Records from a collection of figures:
━━━━━━━━━━━━━━━━━━━━━━━━━━━━━━
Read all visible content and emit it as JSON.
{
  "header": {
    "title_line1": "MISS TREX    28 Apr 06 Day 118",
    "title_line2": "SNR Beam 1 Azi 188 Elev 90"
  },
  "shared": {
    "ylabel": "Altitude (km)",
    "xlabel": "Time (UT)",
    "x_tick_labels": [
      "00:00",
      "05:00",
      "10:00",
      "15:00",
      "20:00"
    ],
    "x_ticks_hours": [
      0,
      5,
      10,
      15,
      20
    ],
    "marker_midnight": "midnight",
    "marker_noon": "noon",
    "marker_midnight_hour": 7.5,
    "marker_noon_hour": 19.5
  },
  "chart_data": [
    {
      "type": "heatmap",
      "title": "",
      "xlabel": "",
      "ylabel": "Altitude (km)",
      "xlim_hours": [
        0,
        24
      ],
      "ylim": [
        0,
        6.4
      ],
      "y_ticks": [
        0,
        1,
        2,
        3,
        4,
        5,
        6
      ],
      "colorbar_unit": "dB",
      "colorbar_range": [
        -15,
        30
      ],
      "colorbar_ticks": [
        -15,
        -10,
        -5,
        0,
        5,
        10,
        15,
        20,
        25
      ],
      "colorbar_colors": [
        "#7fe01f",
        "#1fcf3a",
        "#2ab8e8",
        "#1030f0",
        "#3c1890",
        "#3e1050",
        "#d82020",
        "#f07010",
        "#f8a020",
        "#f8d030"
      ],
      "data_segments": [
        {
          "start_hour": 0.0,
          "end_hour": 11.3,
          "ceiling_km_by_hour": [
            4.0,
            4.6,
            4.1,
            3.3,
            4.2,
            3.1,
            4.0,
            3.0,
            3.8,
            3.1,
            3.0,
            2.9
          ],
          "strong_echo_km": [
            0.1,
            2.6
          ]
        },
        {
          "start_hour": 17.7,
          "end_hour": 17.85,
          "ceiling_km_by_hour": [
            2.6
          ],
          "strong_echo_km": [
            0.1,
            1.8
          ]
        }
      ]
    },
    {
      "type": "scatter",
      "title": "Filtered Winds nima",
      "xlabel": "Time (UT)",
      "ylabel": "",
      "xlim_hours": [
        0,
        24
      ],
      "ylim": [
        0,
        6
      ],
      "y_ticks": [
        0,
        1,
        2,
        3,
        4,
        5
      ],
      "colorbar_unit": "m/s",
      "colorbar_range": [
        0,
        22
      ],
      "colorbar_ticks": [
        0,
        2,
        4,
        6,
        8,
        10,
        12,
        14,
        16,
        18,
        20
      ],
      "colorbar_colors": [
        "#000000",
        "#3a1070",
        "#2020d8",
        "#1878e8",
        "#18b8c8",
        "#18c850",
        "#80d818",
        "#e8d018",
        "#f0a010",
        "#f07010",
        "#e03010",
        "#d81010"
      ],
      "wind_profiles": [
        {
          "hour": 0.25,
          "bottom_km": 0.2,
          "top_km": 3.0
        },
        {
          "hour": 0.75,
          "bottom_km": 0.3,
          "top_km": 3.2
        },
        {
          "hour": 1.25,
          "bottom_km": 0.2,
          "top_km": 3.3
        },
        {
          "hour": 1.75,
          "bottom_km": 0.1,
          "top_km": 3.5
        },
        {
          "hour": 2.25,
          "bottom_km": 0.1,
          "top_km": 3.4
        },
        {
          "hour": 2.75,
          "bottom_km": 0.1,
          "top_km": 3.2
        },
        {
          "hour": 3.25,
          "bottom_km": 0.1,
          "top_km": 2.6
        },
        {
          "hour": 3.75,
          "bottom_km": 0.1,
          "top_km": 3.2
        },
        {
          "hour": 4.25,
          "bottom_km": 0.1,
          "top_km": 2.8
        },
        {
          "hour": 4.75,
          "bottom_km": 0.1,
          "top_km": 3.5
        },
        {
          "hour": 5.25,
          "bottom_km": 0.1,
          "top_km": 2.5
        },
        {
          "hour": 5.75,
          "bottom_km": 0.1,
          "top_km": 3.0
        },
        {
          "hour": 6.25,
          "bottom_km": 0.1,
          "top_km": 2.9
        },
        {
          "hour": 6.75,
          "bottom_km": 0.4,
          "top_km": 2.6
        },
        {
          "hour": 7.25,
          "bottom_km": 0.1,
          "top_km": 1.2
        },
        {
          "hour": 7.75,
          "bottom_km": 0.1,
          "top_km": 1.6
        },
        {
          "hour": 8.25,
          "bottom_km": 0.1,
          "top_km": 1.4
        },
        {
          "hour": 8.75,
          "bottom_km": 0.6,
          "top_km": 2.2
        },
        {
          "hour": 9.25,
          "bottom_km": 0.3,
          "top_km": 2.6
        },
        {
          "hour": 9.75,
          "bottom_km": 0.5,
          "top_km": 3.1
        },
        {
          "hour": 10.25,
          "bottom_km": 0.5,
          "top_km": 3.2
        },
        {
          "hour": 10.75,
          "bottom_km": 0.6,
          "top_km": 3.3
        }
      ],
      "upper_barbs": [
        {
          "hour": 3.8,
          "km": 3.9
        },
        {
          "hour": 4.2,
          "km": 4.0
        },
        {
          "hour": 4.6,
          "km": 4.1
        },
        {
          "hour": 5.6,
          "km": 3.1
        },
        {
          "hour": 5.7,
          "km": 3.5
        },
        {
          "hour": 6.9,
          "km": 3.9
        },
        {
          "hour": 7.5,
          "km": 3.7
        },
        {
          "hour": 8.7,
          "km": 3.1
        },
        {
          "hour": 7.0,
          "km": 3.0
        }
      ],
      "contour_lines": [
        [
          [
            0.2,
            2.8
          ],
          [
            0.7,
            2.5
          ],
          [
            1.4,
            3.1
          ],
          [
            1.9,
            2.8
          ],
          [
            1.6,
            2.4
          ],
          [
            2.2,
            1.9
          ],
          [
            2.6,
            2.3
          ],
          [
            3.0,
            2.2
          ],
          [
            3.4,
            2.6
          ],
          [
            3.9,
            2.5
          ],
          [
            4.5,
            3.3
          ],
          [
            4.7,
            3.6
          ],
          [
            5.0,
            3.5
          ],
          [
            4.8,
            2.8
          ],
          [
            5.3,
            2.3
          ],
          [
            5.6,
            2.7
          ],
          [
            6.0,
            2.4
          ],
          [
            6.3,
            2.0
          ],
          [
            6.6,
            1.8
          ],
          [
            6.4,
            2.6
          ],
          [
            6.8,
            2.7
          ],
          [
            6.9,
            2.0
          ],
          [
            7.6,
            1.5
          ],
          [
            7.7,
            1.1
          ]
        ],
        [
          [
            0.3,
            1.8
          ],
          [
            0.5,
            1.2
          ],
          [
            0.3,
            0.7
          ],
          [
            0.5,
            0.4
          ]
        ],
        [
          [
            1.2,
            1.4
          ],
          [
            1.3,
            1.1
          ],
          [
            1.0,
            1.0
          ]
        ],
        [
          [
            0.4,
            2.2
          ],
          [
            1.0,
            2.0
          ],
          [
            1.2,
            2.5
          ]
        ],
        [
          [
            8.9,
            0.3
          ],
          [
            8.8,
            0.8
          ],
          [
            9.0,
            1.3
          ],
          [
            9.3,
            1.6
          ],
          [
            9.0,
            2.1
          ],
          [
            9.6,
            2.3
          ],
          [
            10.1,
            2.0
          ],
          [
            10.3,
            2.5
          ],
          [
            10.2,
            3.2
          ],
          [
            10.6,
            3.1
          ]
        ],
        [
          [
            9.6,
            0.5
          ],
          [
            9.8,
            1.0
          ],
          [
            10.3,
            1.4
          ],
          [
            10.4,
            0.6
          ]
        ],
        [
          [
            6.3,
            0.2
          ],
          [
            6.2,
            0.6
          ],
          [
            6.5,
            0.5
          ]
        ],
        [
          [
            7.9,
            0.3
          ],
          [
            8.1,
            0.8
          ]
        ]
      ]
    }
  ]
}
━━━━━━━━━━━━━━━━━━━━━━━━━━━━━━
Aim of the task
Restate the whole listing exactly.

Solution
Read all visible content and emit it as JSON.
{
  "header": {
    "title_line1": "MISS TREX    28 Apr 06 Day 118",
    "title_line2": "SNR Beam 1 Azi 188 Elev 90"
  },
  "shared": {
    "ylabel": "Altitude (km)",
    "xlabel": "Time (UT)",
    "x_tick_labels": [
      "00:00",
      "05:00",
      "10:00",
      "15:00",
      "20:00"
    ],
    "x_ticks_hours": [
      0,
      5,
      10,
      15,
      20
    ],
    "marker_midnight": "midnight",
    "marker_noon": "noon",
    "marker_midnight_hour": 7.5,
    "marker_noon_hour": 19.5
  },
  "chart_data": [
    {
      "type": "heatmap",
      "title": "",
      "xlabel": "",
      "ylabel": "Altitude (km)",
      "xlim_hours": [
        0,
        24
      ],
      "ylim": [
        0,
        6.4
      ],
      "y_ticks": [
        0,
        1,
        2,
        3,
        4,
        5,
        6
      ],
      "colorbar_unit": "dB",
      "colorbar_range": [
        -15,
        30
      ],
      "colorbar_ticks": [
        -15,
        -10,
        -5,
        0,
        5,
        10,
        15,
        20,
        25
      ],
      "colorbar_colors": [
        "#7fe01f",
        "#1fcf3a",
        "#2ab8e8",
        "#1030f0",
        "#3c1890",
        "#3e1050",
        "#d82020",
        "#f07010",
        "#f8a020",
        "#f8d030"
      ],
      "data_segments": [
        {
          "start_hour": 0.0,
          "end_hour": 11.3,
          "ceiling_km_by_hour": [
            4.0,
            4.6,
            4.1,
            3.3,
            4.2,
            3.1,
            4.0,
            3.0,
            3.8,
            3.1,
            3.0,
            2.9
          ],
          "strong_echo_km": [
            0.1,
            2.6
          ]
        },
        {
          "start_hour": 17.7,
          "end_hour": 17.85,
          "ceiling_km_by_hour": [
            2.6
          ],
          "strong_echo_km": [
            0.1,
            1.8
          ]
        }
      ]
    },
    {
      "type": "scatter",
      "title": "Filtered Winds nima",
      "xlabel": "Time (UT)",
      "ylabel": "",
      "xlim_hours": [
        0,
        24
      ],
      "ylim": [
        0,
        6
      ],
      "y_ticks": [
        0,
        1,
        2,
        3,
        4,
        5
      ],
      "colorbar_unit": "m/s",
      "colorbar_range": [
        0,
        22
      ],
      "colorbar_ticks": [
        0,
        2,
        4,
        6,
        8,
        10,
        12,
        14,
        16,
        18,
        20
      ],
      "colorbar_colors": [
        "#000000",
        "#3a1070",
        "#2020d8",
        "#1878e8",
        "#18b8c8",
        "#18c850",
        "#80d818",
        "#e8d018",
        "#f0a010",
        "#f07010",
        "#e03010",
        "#d81010"
      ],
      "wind_profiles": [
        {
          "hour": 0.25,
          "bottom_km": 0.2,
          "top_km": 3.0
        },
        {
          "hour": 0.75,
          "bottom_km": 0.3,
          "top_km": 3.2
        },
        {
          "hour": 1.25,
          "bottom_km": 0.2,
          "top_km": 3.3
        },
        {
          "hour": 1.75,
          "bottom_km": 0.1,
          "top_km": 3.5
        },
        {
          "hour": 2.25,
          "bottom_km": 0.1,
          "top_km": 3.4
        },
        {
          "hour": 2.75,
          "bottom_km": 0.1,
          "top_km": 3.2
        },
        {
          "hour": 3.25,
          "bottom_km": 0.1,
          "top_km": 2.6
        },
        {
          "hour": 3.75,
          "bottom_km": 0.1,
          "top_km": 3.2
        },
        {
          "hour": 4.25,
          "bottom_km": 0.1,
          "top_km": 2.8
        },
        {
          "hour": 4.75,
          "bottom_km": 0.1,
          "top_km": 3.5
        },
        {
          "hour": 5.25,
          "bottom_km": 0.1,
          "top_km": 2.5
        },
        {
          "hour": 5.75,
          "bottom_km": 0.1,
          "top_km": 3.0
        },
        {
          "hour": 6.25,
          "bottom_km": 0.1,
          "top_km": 2.9
        },
        {
          "hour": 6.75,
          "bottom_km": 0.4,
          "top_km": 2.6
        },
        {
          "hour": 7.25,
          "bottom_km": 0.1,
          "top_km": 1.2
        },
        {
          "hour": 7.75,
          "bottom_km": 0.1,
          "top_km": 1.6
        },
        {
          "hour": 8.25,
          "bottom_km": 0.1,
          "top_km": 1.4
        },
        {
          "hour": 8.75,
          "bottom_km": 0.6,
          "top_km": 2.2
        },
        {
          "hour": 9.25,
          "bottom_km": 0.3,
          "top_km": 2.6
        },
        {
          "hour": 9.75,
          "bottom_km": 0.5,
          "top_km": 3.1
        },
        {
          "hour": 10.25,
          "bottom_km": 0.5,
          "top_km": 3.2
        },
        {
          "hour": 10.75,
          "bottom_km": 0.6,
          "top_km": 3.3
        }
      ],
      "upper_barbs": [
        {
          "hour": 3.8,
          "km": 3.9
        },
        {
          "hour": 4.2,
          "km": 4.0
        },
        {
          "hour": 4.6,
          "km": 4.1
        },
        {
          "hour": 5.6,
          "km": 3.1
        },
        {
          "hour": 5.7,
          "km": 3.5
        },
        {
          "hour": 6.9,
          "km": 3.9
        },
        {
          "hour": 7.5,
          "km": 3.7
        },
        {
          "hour": 8.7,
          "km": 3.1
        },
        {
          "hour": 7.0,
          "km": 3.0
        }
      ],
      "contour_lines": [
        [
          [
            0.2,
            2.8
          ],
          [
            0.7,
            2.5
          ],
          [
            1.4,
            3.1
          ],
          [
            1.9,
            2.8
          ],
          [
            1.6,
            2.4
          ],
          [
            2.2,
            1.9
          ],
          [
            2.6,
            2.3
          ],
          [
            3.0,
            2.2
          ],
          [
            3.4,
            2.6
          ],
          [
            3.9,
            2.5
          ],
          [
            4.5,
            3.3
          ],
          [
            4.7,
            3.6
          ],
          [
            5.0,
            3.5
          ],
          [
            4.8,
            2.8
          ],
          [
            5.3,
            2.3
          ],
          [
            5.6,
            2.7
          ],
          [
            6.0,
            2.4
          ],
          [
            6.3,
            2.0
          ],
          [
            6.6,
            1.8
          ],
          [
            6.4,
            2.6
          ],
          [
            6.8,
            2.7
          ],
          [
            6.9,
            2.0
          ],
          [
            7.6,
            1.5
          ],
          [
            7.7,
            1.1
          ]
        ],
        [
          [
            0.3,
            1.8
          ],
          [
            0.5,
            1.2
          ],
          [
            0.3,
            0.7
          ],
          [
            0.5,
            0.4
          ]
        ],
        [
          [
            1.2,
            1.4
          ],
          [
            1.3,
            1.1
          ],
          [
            1.0,
            1.0
          ]
        ],
        [
          [
            0.4,
            2.2
          ],
          [
            1.0,
            2.0
          ],
          [
            1.2,
            2.5
          ]
        ],
        [
          [
            8.9,
            0.3
          ],
          [
            8.8,
            0.8
          ],
          [
            9.0,
            1.3
          ],
          [
            9.3,
            1.6
          ],
          [
            9.0,
            2.1
          ],
          [
            9.6,
            2.3
          ],
          [
            10.1,
            2.0
          ],
          [
            10.3,
            2.5
          ],
          [
            10.2,
            3.2
          ],
          [
            10.6,
            3.1
          ]
        ],
        [
          [
            9.6,
            0.5
          ],
          [
            9.8,
            1.0
          ],
          [
            10.3,
            1.4
          ],
          [
            10.4,
            0.6
          ]
        ],
        [
          [
            6.3,
            0.2
          ],
          [
            6.2,
            0.6
          ],
          [
            6.5,
            0.5
          ]
        ],
        [
          [
            7.9,
            0.3
          ],
          [
            8.1,
            0.8
          ]
        ]
      ]
    }
  ]
}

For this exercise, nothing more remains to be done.